Copy every line of the listing with each occurrence of "elements" replaced by "items" and nothing else changed, omitting the pictures.

**Data shown:**
========================================
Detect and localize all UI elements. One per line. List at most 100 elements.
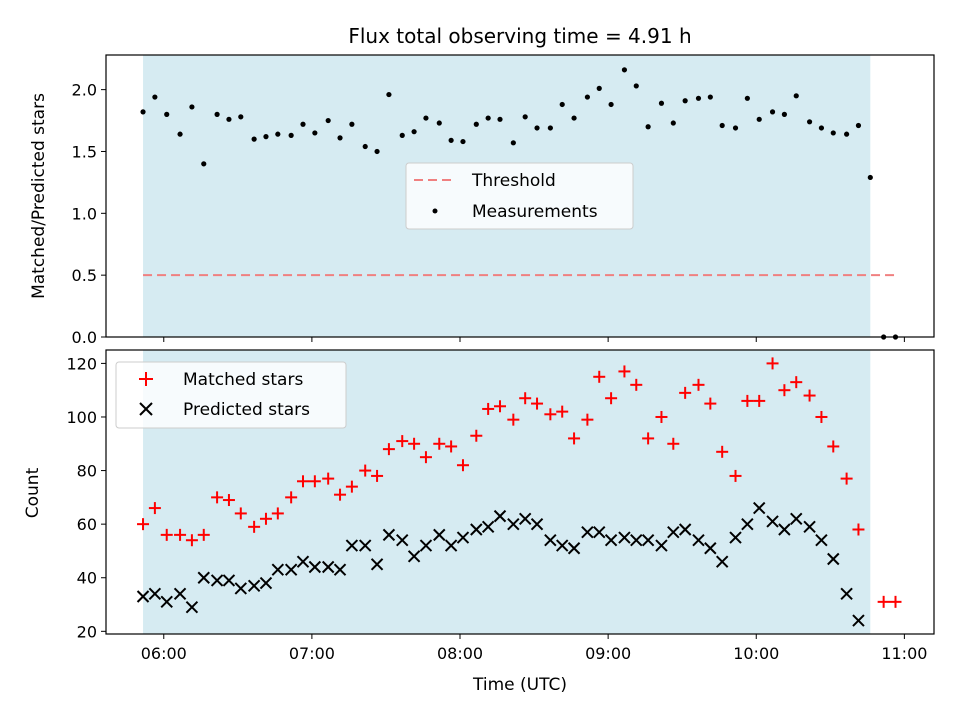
x-tick-label: 07:00: [289, 644, 335, 663]
measurement-point: [781, 111, 787, 117]
matched-point: [197, 528, 210, 541]
matched-point: [419, 451, 432, 464]
measurement-point: [226, 116, 232, 122]
matched-point: [308, 475, 321, 488]
matched-point: [248, 520, 261, 533]
bottom-y-tick-label: 100: [66, 408, 97, 427]
measurement-point: [288, 132, 294, 138]
matched-point: [827, 440, 840, 453]
matched-point: [692, 378, 705, 391]
predicted-point: [259, 576, 273, 590]
bottom-legend: Matched stars Predicted stars: [115, 361, 347, 429]
predicted-point: [766, 515, 779, 528]
matched-point: [359, 464, 372, 477]
matched-point: [185, 534, 198, 547]
predicted-point: [630, 534, 643, 547]
matched-point: [593, 370, 606, 383]
matched-point: [531, 397, 544, 410]
predicted-point: [456, 531, 470, 544]
legend-predicted-label: Predicted stars: [183, 400, 310, 420]
matched-point: [322, 472, 335, 485]
measurement-point: [806, 119, 813, 125]
measurement-point: [399, 132, 405, 138]
predicted-point: [790, 512, 803, 525]
matched-point: [297, 475, 310, 488]
measurement-point: [275, 131, 281, 137]
measurement-point: [485, 115, 491, 121]
top-y-tick-label: 0.5: [72, 266, 97, 285]
matched-point: [679, 386, 692, 399]
predicted-point: [655, 539, 668, 552]
predicted-point: [641, 534, 655, 547]
predicted-point: [321, 560, 335, 574]
predicted-point: [370, 558, 384, 571]
measurement-point: [263, 134, 269, 140]
measurement-point: [251, 136, 257, 142]
matched-point: [753, 394, 766, 407]
predicted-point: [407, 550, 421, 563]
bottom-y-tick-label: 20: [77, 622, 97, 641]
predicted-point: [803, 520, 816, 534]
measurement-point: [769, 109, 776, 115]
matched-point: [137, 518, 150, 531]
x-tick-label: 09:00: [585, 644, 631, 663]
measurement-point: [534, 125, 540, 131]
top-y-tick-label: 0.0: [72, 328, 97, 347]
measurement-point: [830, 130, 836, 136]
matched-point: [482, 402, 495, 415]
matched-point: [408, 437, 421, 450]
legend-predicted-swatch: [139, 402, 153, 416]
matched-point: [222, 494, 235, 507]
top-legend: Threshold Measurements: [405, 162, 634, 230]
measurement-point: [177, 131, 183, 137]
matched-point: [667, 437, 680, 450]
matched-point: [382, 443, 395, 456]
measurement-point: [510, 140, 516, 146]
x-tick-label: 06:00: [141, 644, 187, 663]
predicted-point: [778, 523, 791, 536]
matched-point: [803, 389, 816, 402]
matched-point: [716, 445, 729, 458]
matched-point: [211, 491, 224, 504]
bottom-legend-box: [115, 361, 347, 429]
predicted-point: [593, 525, 606, 539]
predicted-point: [530, 517, 544, 531]
predicted-point: [852, 614, 865, 627]
predicted-point: [518, 512, 532, 525]
predicted-point: [359, 539, 372, 552]
measurement-point: [312, 130, 318, 136]
bottom-y-tick-label: 40: [77, 569, 97, 588]
matched-point: [605, 392, 618, 405]
bottom-y-tick-label: 60: [77, 515, 97, 534]
top-y-axis: 0.0 0.5 1.0 1.5 2.0: [72, 81, 106, 347]
matched-point: [655, 410, 668, 423]
measurement-point: [756, 116, 762, 122]
matched-point: [174, 528, 187, 541]
matched-points: [137, 357, 902, 608]
measurement-point: [559, 101, 565, 108]
measurement-point: [855, 122, 862, 129]
predicted-point: [493, 509, 507, 523]
measurement-point: [621, 67, 628, 73]
measurement-point: [670, 120, 676, 126]
measurement-point: [337, 135, 343, 141]
matched-point: [741, 394, 754, 407]
matched-point: [889, 595, 902, 608]
measurement-point: [682, 98, 688, 104]
predicted-point: [333, 563, 347, 576]
predicted-point: [678, 523, 692, 536]
predicted-point: [704, 542, 717, 555]
predicted-point: [382, 528, 396, 542]
matched-point: [790, 376, 803, 389]
measurement-point: [793, 93, 799, 99]
legend-matched-swatch: [139, 372, 153, 386]
predicted-point: [692, 534, 705, 547]
matched-point: [630, 378, 643, 391]
legend-threshold-label: Threshold: [471, 171, 556, 191]
measurement-point: [719, 122, 725, 129]
matched-point: [334, 488, 347, 501]
top-x-ticks: [163, 337, 905, 342]
measurement-point: [349, 121, 355, 127]
bottom-y-tick-label: 80: [77, 462, 97, 481]
predicted-point: [308, 560, 322, 574]
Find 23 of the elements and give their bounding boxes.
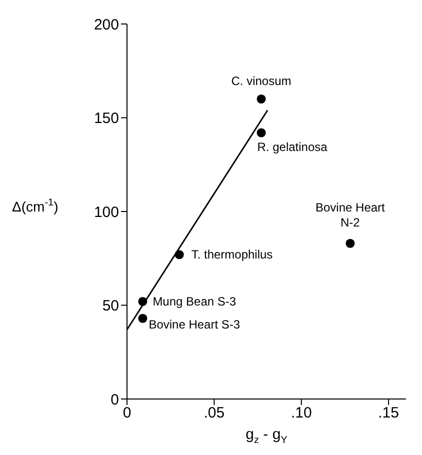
x-tick-label: .05 bbox=[204, 404, 225, 422]
point bbox=[346, 238, 355, 248]
annotation: Bovine Heart S-3 bbox=[148, 317, 240, 332]
annotation: Mung Bean S-3 bbox=[152, 294, 236, 308]
x-tick-label: .15 bbox=[378, 404, 399, 422]
annotation: C. vinosum bbox=[231, 74, 292, 88]
annotation: T. thermophilus bbox=[191, 248, 273, 262]
y-tick-label: 150 bbox=[94, 110, 119, 128]
x-tick-label: 0 bbox=[122, 404, 132, 422]
y-axis-title: Δ(cm$^{-1}$) bbox=[12, 198, 58, 214]
y-tick-label: 50 bbox=[102, 298, 119, 315]
point bbox=[174, 250, 184, 260]
y-tick-label: 100 bbox=[94, 204, 119, 221]
point bbox=[138, 296, 148, 306]
y-tick-label: 0 bbox=[110, 391, 119, 408]
point bbox=[256, 128, 266, 138]
point bbox=[138, 314, 148, 323]
point bbox=[256, 94, 266, 104]
y-tick-label: 200 bbox=[94, 16, 119, 34]
annotation: R. gelatinosa bbox=[257, 140, 328, 154]
x-axis-title: g$_{z}$ - g$_{Y}$ bbox=[246, 426, 288, 446]
annotation: Bovine Heart N-2 bbox=[316, 200, 386, 230]
x-tick-label: .10 bbox=[290, 404, 312, 422]
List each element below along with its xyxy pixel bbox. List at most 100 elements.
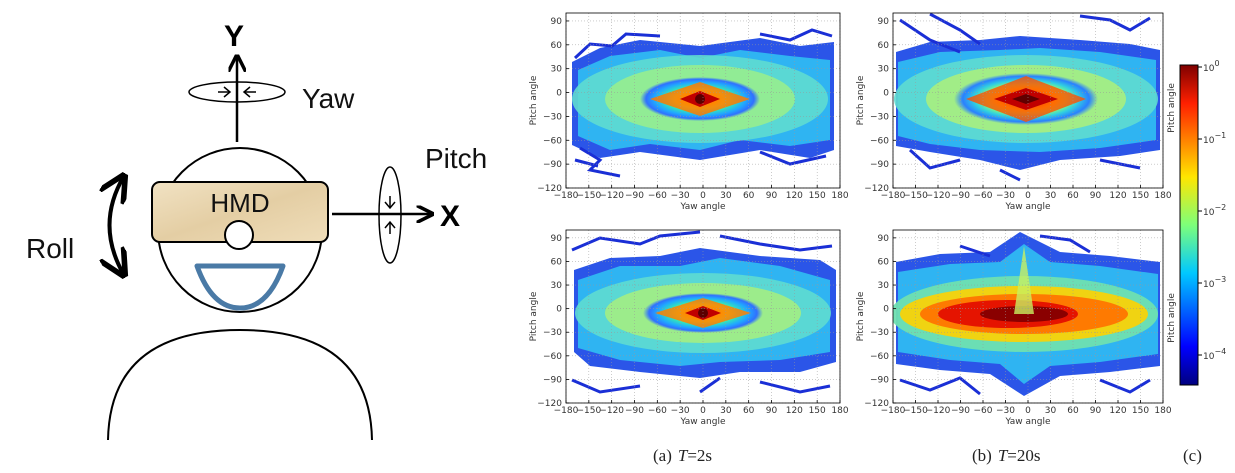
========================================
**Full answer:**
Detect and localize all UI items. One per line. List at most 100 items.
x-tick-label: 07:00: [289, 644, 335, 663]
measurement-point: [781, 111, 787, 117]
matched-point: [197, 528, 210, 541]
matched-point: [419, 451, 432, 464]
measurement-point: [226, 116, 232, 122]
matched-point: [308, 475, 321, 488]
matched-point: [248, 520, 261, 533]
bottom-y-tick-label: 100: [66, 408, 97, 427]
measurement-point: [288, 132, 294, 138]
matched-point: [827, 440, 840, 453]
matched-point: [692, 378, 705, 391]
predicted-point: [259, 576, 273, 590]
bottom-legend: Matched stars Predicted stars: [115, 361, 347, 429]
predicted-point: [766, 515, 779, 528]
matched-point: [359, 464, 372, 477]
matched-point: [185, 534, 198, 547]
predicted-point: [630, 534, 643, 547]
matched-point: [593, 370, 606, 383]
matched-point: [531, 397, 544, 410]
predicted-point: [456, 531, 470, 544]
legend-predicted-label: Predicted stars: [183, 400, 310, 420]
matched-point: [322, 472, 335, 485]
measurement-point: [806, 119, 813, 125]
measurement-point: [399, 132, 405, 138]
predicted-point: [790, 512, 803, 525]
matched-point: [297, 475, 310, 488]
measurement-point: [275, 131, 281, 137]
measurement-point: [485, 115, 491, 121]
top-y-tick-label: 0.5: [72, 266, 97, 285]
matched-point: [679, 386, 692, 399]
predicted-point: [655, 539, 668, 552]
predicted-point: [641, 534, 655, 547]
predicted-point: [321, 560, 335, 574]
predicted-point: [370, 558, 384, 571]
measurement-point: [263, 134, 269, 140]
measurement-point: [251, 136, 257, 142]
matched-point: [753, 394, 766, 407]
predicted-point: [407, 550, 421, 563]
bottom-y-tick-label: 20: [77, 622, 97, 641]
predicted-point: [803, 520, 816, 534]
measurement-point: [769, 109, 776, 115]
matched-point: [137, 518, 150, 531]
x-tick-label: 09:00: [585, 644, 631, 663]
measurement-point: [534, 125, 540, 131]
top-y-tick-label: 0.0: [72, 328, 97, 347]
measurement-point: [830, 130, 836, 136]
matched-point: [482, 402, 495, 415]
matched-point: [408, 437, 421, 450]
legend-predicted-swatch: [139, 402, 153, 416]
matched-point: [222, 494, 235, 507]
top-legend: Threshold Measurements: [405, 162, 634, 230]
measurement-point: [177, 131, 183, 137]
matched-point: [667, 437, 680, 450]
matched-point: [382, 443, 395, 456]
measurement-point: [510, 140, 516, 146]
x-tick-label: 06:00: [141, 644, 187, 663]
predicted-point: [778, 523, 791, 536]
matched-point: [803, 389, 816, 402]
matched-point: [716, 445, 729, 458]
matched-point: [211, 491, 224, 504]
bottom-legend-box: [115, 361, 347, 429]
predicted-point: [593, 525, 606, 539]
predicted-point: [530, 517, 544, 531]
predicted-point: [852, 614, 865, 627]
predicted-point: [518, 512, 532, 525]
predicted-point: [359, 539, 372, 552]
measurement-point: [312, 130, 318, 136]
bottom-y-tick-label: 40: [77, 569, 97, 588]
matched-point: [605, 392, 618, 405]
bottom-y-tick-label: 60: [77, 515, 97, 534]
top-y-axis: 0.0 0.5 1.0 1.5 2.0: [72, 81, 106, 347]
matched-point: [655, 410, 668, 423]
measurement-point: [756, 116, 762, 122]
matched-point: [174, 528, 187, 541]
matched-points: [137, 357, 902, 608]
measurement-point: [559, 101, 565, 108]
measurement-point: [855, 122, 862, 129]
predicted-point: [493, 509, 507, 523]
measurement-point: [621, 67, 628, 73]
measurement-point: [670, 120, 676, 126]
measurement-point: [337, 135, 343, 141]
matched-point: [741, 394, 754, 407]
matched-point: [889, 595, 902, 608]
measurement-point: [682, 98, 688, 104]
predicted-point: [333, 563, 347, 576]
predicted-point: [678, 523, 692, 536]
predicted-point: [704, 542, 717, 555]
predicted-point: [382, 528, 396, 542]
matched-point: [790, 376, 803, 389]
measurement-point: [793, 93, 799, 99]
legend-matched-swatch: [139, 372, 153, 386]
predicted-point: [692, 534, 705, 547]
matched-point: [630, 378, 643, 391]
legend-threshold-label: Threshold: [471, 171, 556, 191]
measurement-point: [719, 122, 725, 129]
matched-point: [334, 488, 347, 501]
top-x-ticks: [163, 337, 905, 342]
measurement-point: [349, 121, 355, 127]
bottom-y-tick-label: 80: [77, 462, 97, 481]
predicted-point: [308, 560, 322, 574]
Find 23 of the items and give their bounding boxes.
x-tick-label: .05 bbox=[204, 404, 225, 422]
point bbox=[346, 238, 355, 248]
annotation: Bovine Heart S-3 bbox=[148, 317, 240, 332]
annotation: Mung Bean S-3 bbox=[152, 294, 236, 308]
x-tick-label: .15 bbox=[378, 404, 399, 422]
annotation: C. vinosum bbox=[231, 74, 292, 88]
annotation: T. thermophilus bbox=[191, 248, 273, 262]
y-tick-label: 150 bbox=[94, 110, 119, 128]
x-tick-label: 0 bbox=[122, 404, 132, 422]
y-axis-title: Δ(cm$^{-1}$) bbox=[12, 198, 58, 214]
y-tick-label: 50 bbox=[102, 298, 119, 315]
point bbox=[174, 250, 184, 260]
y-tick-label: 100 bbox=[94, 204, 119, 221]
point bbox=[138, 296, 148, 306]
y-tick-label: 0 bbox=[110, 391, 119, 408]
point bbox=[256, 128, 266, 138]
point bbox=[138, 314, 148, 323]
point bbox=[256, 94, 266, 104]
y-tick-label: 200 bbox=[94, 16, 119, 34]
annotation: R. gelatinosa bbox=[257, 140, 328, 154]
x-axis-title: g$_{z}$ - g$_{Y}$ bbox=[246, 426, 288, 446]
annotation: Bovine Heart N-2 bbox=[316, 200, 386, 230]
x-tick-label: .10 bbox=[290, 404, 312, 422]
List each element below along with its xyxy pixel bbox. List at most 100 items.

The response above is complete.